---- Material for the task

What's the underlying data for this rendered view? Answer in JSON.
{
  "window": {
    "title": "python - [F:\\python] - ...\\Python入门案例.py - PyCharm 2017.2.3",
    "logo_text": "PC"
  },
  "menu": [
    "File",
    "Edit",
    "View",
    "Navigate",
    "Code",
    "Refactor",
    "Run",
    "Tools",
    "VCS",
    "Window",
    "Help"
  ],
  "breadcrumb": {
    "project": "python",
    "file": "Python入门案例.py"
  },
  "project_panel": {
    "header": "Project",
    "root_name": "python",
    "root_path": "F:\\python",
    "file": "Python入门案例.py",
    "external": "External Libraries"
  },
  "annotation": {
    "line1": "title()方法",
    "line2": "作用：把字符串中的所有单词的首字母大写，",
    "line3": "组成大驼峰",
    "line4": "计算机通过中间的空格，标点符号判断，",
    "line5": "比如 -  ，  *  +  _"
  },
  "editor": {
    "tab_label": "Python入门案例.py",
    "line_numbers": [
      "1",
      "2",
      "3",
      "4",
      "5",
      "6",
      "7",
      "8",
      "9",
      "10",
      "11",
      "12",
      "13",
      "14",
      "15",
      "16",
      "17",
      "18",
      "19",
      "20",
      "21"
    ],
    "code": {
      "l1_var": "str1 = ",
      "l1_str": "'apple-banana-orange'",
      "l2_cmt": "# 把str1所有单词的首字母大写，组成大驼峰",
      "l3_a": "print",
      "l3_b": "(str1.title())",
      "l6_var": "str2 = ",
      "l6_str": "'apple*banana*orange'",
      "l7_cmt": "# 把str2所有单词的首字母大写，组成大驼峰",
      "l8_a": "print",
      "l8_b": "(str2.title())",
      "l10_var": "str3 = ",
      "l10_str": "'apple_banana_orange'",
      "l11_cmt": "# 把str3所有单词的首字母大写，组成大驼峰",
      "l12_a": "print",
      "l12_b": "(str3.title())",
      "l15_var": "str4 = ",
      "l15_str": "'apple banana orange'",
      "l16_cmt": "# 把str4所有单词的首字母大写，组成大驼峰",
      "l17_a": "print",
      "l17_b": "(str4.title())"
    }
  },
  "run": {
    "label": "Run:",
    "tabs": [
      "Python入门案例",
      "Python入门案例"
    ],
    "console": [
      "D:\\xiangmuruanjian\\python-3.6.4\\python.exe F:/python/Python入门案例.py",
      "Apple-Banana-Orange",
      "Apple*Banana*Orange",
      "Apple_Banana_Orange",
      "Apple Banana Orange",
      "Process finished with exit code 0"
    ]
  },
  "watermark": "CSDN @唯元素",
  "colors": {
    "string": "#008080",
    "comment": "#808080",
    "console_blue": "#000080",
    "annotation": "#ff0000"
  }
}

--------

• Your goal: Gather all lines of the records that include the word "title".

• Output:
    "title": "python - [F:\\python] - ...\\Python入门案例.py - PyCharm 2017.2.3",
    "line1": "title()方法",
      "l3_b": "(str1.title())",
      "l8_b": "(str2.title())",
      "l12_b": "(str3.title())",
      "l17_b": "(str4.title())"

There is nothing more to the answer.